Данные о размещении элементов
§ §
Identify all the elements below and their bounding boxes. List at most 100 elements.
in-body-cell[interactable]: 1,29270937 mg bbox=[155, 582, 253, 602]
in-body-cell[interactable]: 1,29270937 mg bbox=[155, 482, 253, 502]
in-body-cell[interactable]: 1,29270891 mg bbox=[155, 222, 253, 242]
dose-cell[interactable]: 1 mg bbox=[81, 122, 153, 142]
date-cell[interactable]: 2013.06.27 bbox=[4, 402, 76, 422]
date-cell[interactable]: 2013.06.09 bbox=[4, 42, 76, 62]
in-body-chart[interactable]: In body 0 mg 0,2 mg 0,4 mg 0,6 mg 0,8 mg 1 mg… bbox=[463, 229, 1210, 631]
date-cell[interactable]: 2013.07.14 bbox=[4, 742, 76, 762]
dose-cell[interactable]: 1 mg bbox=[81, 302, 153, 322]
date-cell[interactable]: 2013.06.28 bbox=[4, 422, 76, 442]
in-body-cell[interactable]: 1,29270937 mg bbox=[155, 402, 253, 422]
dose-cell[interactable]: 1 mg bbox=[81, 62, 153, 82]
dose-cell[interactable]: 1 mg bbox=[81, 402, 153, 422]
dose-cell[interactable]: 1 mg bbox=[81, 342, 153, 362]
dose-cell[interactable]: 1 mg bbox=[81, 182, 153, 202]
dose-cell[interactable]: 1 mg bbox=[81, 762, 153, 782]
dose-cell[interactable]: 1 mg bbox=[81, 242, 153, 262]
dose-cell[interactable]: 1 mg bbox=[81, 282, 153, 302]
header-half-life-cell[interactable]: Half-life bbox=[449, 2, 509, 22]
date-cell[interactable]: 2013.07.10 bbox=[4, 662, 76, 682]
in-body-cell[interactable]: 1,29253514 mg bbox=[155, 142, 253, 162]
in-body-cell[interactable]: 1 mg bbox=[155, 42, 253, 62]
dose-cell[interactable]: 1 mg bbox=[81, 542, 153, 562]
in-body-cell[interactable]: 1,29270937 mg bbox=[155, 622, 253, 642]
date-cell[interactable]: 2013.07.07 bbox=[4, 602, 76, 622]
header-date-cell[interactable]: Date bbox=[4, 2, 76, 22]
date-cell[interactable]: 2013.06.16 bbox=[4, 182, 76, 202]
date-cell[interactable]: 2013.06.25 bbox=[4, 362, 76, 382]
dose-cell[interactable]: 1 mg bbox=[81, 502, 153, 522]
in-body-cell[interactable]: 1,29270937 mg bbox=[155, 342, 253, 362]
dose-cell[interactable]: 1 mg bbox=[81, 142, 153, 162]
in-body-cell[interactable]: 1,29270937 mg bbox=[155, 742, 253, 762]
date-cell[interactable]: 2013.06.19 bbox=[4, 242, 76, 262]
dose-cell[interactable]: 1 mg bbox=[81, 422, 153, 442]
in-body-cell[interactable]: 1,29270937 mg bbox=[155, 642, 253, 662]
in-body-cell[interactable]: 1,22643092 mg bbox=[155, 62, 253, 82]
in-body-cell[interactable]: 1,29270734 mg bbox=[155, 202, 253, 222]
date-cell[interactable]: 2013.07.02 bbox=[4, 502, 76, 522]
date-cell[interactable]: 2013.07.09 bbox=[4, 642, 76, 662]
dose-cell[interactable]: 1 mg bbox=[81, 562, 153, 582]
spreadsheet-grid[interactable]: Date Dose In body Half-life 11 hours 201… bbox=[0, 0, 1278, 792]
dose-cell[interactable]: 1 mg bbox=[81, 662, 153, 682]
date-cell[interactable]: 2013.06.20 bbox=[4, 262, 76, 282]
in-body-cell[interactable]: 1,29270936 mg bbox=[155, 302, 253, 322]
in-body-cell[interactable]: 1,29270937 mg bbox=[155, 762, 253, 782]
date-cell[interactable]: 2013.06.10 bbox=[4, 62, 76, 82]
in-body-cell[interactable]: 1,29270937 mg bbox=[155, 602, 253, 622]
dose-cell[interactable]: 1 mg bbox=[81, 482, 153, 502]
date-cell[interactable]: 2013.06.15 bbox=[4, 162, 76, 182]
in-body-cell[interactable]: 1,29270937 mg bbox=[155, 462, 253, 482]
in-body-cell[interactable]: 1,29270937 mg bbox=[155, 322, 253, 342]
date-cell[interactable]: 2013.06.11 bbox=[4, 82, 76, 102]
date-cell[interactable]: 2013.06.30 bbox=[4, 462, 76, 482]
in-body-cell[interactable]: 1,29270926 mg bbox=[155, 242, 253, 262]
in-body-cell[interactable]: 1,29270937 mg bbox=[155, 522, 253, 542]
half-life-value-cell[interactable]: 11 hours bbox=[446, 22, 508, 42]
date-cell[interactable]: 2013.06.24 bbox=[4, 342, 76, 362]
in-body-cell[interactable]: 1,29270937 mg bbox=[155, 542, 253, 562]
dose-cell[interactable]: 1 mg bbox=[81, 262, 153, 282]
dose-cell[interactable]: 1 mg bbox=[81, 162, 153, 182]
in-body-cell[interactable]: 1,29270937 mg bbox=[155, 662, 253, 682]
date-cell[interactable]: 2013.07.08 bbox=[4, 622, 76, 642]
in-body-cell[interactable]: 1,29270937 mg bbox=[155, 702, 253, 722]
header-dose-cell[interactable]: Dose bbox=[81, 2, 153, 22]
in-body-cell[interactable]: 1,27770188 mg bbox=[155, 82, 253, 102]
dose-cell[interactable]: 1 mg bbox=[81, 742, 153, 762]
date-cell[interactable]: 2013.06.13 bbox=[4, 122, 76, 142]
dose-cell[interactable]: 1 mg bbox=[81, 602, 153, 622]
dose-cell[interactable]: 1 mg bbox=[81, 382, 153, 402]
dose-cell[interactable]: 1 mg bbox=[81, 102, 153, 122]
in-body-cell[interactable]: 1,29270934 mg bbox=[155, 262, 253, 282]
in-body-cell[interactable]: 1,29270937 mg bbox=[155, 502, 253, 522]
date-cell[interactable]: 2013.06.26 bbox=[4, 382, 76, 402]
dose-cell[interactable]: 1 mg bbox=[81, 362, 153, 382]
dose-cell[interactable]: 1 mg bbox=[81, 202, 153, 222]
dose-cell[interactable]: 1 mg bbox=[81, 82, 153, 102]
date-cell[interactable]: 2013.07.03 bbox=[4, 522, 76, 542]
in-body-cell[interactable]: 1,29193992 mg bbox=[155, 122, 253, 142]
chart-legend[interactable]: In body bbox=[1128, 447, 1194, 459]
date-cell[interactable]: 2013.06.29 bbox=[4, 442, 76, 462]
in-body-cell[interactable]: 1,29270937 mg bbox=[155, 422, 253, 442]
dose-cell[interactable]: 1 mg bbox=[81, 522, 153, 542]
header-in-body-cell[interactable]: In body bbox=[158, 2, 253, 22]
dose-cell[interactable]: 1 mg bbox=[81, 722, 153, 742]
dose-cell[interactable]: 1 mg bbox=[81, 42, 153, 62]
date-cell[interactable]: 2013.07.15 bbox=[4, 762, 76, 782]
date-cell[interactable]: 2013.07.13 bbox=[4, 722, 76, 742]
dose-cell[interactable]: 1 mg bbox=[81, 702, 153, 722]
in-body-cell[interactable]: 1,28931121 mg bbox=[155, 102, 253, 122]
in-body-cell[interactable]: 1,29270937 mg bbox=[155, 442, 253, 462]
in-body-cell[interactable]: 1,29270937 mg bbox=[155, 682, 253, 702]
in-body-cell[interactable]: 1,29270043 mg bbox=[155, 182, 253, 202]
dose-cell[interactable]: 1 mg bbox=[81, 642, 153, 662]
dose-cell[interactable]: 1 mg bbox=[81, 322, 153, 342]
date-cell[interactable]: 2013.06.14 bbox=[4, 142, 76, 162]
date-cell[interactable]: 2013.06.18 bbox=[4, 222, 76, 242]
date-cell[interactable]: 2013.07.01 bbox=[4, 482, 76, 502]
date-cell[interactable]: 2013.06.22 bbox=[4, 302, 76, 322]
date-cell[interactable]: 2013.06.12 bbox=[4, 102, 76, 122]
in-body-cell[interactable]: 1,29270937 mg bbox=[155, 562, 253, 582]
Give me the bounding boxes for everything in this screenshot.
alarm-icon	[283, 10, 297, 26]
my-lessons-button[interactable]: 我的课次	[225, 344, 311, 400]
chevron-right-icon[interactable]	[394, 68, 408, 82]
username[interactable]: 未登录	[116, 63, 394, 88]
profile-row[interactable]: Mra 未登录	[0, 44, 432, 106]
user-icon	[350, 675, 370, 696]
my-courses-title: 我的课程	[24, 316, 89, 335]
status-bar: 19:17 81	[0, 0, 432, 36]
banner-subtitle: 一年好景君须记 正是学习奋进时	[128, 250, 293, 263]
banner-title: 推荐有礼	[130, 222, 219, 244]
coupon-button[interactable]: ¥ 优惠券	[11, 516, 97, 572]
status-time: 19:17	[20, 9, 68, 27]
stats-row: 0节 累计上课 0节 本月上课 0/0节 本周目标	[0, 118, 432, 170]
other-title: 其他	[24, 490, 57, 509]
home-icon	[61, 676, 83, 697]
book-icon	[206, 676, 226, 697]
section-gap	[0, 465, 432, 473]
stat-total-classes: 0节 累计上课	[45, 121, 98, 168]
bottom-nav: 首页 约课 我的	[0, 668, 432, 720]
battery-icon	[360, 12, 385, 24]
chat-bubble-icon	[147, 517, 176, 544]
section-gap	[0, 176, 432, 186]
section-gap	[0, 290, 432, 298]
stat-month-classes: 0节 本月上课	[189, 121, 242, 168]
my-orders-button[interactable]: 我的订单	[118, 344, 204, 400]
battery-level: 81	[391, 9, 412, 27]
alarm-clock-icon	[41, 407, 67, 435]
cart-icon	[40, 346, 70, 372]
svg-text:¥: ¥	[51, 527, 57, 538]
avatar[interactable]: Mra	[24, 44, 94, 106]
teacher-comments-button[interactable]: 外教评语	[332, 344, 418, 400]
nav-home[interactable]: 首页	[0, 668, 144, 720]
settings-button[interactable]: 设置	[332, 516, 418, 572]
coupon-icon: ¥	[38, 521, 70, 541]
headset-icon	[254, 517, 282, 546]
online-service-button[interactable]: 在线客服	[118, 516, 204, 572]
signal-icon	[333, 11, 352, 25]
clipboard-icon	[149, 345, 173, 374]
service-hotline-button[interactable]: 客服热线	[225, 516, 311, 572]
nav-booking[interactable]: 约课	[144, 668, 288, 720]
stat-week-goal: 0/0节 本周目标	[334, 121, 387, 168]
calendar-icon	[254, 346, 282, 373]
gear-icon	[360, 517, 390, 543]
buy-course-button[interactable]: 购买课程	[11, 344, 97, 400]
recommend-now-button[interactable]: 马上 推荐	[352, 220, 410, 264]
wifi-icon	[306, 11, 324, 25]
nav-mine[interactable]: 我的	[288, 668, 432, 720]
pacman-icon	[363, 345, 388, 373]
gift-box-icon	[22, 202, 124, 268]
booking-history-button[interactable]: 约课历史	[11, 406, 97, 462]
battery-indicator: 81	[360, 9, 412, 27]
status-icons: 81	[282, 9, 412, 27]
§ §
● ЦЕЛЬ УПРАЖНЕНИЯ
Извлеките из листинга строки от самого его начала до строки, содержащей «date-cell[interactable]: 2013.07.07 bbox=[4, 602, 76, 622]», включительно и воспроизведите их без изменений.

● ПРАВИЛЬНЫЙ РЕЗУЛЬТАТ
Identify all the elements below and their bounding boxes. List at most 100 elements.
in-body-cell[interactable]: 1,29270937 mg bbox=[155, 582, 253, 602]
in-body-cell[interactable]: 1,29270937 mg bbox=[155, 482, 253, 502]
in-body-cell[interactable]: 1,29270891 mg bbox=[155, 222, 253, 242]
dose-cell[interactable]: 1 mg bbox=[81, 122, 153, 142]
date-cell[interactable]: 2013.06.27 bbox=[4, 402, 76, 422]
date-cell[interactable]: 2013.06.09 bbox=[4, 42, 76, 62]
in-body-chart[interactable]: In body 0 mg 0,2 mg 0,4 mg 0,6 mg 0,8 mg 1 mg… bbox=[463, 229, 1210, 631]
date-cell[interactable]: 2013.07.14 bbox=[4, 742, 76, 762]
dose-cell[interactable]: 1 mg bbox=[81, 302, 153, 322]
date-cell[interactable]: 2013.06.28 bbox=[4, 422, 76, 442]
in-body-cell[interactable]: 1,29270937 mg bbox=[155, 402, 253, 422]
dose-cell[interactable]: 1 mg bbox=[81, 62, 153, 82]
dose-cell[interactable]: 1 mg bbox=[81, 402, 153, 422]
dose-cell[interactable]: 1 mg bbox=[81, 342, 153, 362]
dose-cell[interactable]: 1 mg bbox=[81, 182, 153, 202]
dose-cell[interactable]: 1 mg bbox=[81, 762, 153, 782]
dose-cell[interactable]: 1 mg bbox=[81, 242, 153, 262]
dose-cell[interactable]: 1 mg bbox=[81, 282, 153, 302]
header-half-life-cell[interactable]: Half-life bbox=[449, 2, 509, 22]
date-cell[interactable]: 2013.07.10 bbox=[4, 662, 76, 682]
in-body-cell[interactable]: 1,29253514 mg bbox=[155, 142, 253, 162]
in-body-cell[interactable]: 1 mg bbox=[155, 42, 253, 62]
dose-cell[interactable]: 1 mg bbox=[81, 542, 153, 562]
in-body-cell[interactable]: 1,29270937 mg bbox=[155, 622, 253, 642]
date-cell[interactable]: 2013.07.07 bbox=[4, 602, 76, 622]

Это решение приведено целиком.